Provide only the number of lines in the records below that include "your".

=-=-=

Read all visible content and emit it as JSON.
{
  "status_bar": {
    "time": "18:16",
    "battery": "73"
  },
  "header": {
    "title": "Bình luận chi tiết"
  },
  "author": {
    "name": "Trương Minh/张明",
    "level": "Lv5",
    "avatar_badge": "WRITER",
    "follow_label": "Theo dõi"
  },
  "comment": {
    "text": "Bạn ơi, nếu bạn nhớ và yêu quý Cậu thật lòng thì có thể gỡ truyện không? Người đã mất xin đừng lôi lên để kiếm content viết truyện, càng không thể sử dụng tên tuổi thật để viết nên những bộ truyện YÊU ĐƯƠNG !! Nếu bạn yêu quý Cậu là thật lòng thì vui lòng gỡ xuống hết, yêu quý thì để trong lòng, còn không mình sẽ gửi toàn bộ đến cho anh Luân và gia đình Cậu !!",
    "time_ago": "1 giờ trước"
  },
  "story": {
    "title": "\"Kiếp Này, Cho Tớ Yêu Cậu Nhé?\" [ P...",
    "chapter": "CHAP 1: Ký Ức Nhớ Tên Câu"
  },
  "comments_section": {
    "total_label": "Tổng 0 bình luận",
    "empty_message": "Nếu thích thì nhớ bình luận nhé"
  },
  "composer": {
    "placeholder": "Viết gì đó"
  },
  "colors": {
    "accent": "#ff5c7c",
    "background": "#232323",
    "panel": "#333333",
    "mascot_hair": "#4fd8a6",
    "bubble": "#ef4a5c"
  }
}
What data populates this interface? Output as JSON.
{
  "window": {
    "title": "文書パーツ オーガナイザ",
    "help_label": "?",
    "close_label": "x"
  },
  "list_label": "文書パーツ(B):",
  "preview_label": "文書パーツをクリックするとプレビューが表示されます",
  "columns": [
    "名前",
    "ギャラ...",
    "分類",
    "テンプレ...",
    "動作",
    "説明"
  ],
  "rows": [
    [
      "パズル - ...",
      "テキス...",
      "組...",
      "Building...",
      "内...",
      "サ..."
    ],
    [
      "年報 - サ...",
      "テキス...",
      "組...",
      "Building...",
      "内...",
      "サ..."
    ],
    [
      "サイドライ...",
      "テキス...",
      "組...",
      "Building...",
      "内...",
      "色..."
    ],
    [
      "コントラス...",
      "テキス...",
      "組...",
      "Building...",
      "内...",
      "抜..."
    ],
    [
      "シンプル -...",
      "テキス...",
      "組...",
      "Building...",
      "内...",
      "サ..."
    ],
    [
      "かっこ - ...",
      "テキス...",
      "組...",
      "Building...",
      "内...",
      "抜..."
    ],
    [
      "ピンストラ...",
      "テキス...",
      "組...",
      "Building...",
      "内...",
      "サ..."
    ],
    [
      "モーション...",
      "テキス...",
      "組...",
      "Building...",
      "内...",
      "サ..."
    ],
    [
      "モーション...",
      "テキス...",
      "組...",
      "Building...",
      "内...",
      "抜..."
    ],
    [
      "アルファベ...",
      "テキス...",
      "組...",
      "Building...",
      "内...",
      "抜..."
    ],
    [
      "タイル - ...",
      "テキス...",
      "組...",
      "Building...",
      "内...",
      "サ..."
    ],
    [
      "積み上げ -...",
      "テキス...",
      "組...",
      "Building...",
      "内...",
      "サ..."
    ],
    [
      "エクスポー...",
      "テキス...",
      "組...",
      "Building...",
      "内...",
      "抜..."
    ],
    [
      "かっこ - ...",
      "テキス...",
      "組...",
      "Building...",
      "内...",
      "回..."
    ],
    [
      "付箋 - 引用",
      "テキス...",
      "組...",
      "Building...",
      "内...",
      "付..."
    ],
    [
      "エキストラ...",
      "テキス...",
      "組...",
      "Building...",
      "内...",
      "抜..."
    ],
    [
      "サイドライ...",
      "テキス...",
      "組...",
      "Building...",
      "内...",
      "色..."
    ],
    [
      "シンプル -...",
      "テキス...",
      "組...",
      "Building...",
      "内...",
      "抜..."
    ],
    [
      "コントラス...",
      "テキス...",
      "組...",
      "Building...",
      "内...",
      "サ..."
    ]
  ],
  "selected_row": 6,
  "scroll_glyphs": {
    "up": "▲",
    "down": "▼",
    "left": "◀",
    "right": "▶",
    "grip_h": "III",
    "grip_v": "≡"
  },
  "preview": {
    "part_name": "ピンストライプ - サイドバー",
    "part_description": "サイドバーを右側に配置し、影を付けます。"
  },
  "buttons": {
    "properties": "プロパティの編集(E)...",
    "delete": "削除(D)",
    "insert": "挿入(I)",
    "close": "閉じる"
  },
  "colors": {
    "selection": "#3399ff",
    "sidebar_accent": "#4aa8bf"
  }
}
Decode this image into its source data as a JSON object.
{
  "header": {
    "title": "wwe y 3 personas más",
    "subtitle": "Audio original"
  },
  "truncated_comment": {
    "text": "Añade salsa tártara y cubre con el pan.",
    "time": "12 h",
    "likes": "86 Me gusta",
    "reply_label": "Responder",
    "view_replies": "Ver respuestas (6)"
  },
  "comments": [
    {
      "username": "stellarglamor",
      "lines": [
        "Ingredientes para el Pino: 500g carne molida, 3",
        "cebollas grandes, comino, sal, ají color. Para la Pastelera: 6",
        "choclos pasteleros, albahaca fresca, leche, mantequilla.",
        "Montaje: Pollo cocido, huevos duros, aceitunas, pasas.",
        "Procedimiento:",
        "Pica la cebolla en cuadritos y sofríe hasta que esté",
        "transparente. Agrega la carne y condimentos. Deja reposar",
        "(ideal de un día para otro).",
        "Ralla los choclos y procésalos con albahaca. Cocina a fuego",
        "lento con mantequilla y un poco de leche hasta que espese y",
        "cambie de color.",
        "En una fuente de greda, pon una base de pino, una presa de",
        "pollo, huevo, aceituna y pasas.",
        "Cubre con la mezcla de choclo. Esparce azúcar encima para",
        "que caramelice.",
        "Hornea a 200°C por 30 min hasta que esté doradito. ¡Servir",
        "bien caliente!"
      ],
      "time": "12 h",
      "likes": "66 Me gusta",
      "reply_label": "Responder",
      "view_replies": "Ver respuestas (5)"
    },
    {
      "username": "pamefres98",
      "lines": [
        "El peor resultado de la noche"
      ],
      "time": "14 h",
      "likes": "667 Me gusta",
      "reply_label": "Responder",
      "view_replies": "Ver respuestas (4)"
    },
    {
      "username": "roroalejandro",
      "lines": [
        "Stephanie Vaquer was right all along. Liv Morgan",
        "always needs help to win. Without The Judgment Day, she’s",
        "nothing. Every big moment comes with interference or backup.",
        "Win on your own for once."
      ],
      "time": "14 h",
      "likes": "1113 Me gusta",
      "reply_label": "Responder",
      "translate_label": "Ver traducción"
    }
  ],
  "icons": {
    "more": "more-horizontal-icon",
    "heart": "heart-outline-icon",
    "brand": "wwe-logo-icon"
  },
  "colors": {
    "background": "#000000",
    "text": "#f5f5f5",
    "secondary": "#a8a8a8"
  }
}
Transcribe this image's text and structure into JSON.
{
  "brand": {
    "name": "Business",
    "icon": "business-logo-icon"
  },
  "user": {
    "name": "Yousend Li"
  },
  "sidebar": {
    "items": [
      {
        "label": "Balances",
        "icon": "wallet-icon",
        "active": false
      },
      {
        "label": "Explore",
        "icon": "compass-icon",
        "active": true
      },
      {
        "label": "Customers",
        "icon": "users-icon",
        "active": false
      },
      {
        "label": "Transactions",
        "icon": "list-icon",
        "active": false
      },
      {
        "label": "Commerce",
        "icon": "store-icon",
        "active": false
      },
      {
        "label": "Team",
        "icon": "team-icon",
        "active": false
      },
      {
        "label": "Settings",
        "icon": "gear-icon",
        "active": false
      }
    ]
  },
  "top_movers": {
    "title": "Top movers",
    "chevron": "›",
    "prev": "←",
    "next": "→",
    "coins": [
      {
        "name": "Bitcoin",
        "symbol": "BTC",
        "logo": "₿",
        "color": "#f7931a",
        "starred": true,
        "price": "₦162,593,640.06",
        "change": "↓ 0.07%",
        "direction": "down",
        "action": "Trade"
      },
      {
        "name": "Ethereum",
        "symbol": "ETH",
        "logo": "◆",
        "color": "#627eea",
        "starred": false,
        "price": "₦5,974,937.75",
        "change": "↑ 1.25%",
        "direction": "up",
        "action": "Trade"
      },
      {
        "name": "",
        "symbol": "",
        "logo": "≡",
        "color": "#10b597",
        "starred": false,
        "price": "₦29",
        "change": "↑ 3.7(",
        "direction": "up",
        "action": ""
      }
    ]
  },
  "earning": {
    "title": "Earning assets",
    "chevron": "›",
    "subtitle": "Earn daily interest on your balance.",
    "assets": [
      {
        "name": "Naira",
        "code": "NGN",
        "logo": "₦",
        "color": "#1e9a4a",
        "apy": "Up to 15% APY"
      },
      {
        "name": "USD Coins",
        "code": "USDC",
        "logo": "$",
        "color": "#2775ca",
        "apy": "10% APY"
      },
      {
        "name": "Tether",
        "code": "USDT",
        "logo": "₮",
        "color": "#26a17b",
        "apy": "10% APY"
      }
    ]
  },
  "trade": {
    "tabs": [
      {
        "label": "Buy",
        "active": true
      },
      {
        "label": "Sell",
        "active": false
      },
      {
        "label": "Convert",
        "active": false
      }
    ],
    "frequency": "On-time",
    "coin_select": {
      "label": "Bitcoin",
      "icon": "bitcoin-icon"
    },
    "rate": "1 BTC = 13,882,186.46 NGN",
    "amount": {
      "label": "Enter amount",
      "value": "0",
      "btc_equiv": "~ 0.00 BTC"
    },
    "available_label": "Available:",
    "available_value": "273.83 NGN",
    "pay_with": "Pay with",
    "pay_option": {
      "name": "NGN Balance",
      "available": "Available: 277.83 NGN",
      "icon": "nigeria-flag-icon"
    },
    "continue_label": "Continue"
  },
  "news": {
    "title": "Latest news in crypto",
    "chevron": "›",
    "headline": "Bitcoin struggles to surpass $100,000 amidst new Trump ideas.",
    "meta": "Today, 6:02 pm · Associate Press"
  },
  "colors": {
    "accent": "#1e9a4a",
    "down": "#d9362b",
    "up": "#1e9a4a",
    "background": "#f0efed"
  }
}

=-=-=

**Answer below:** 2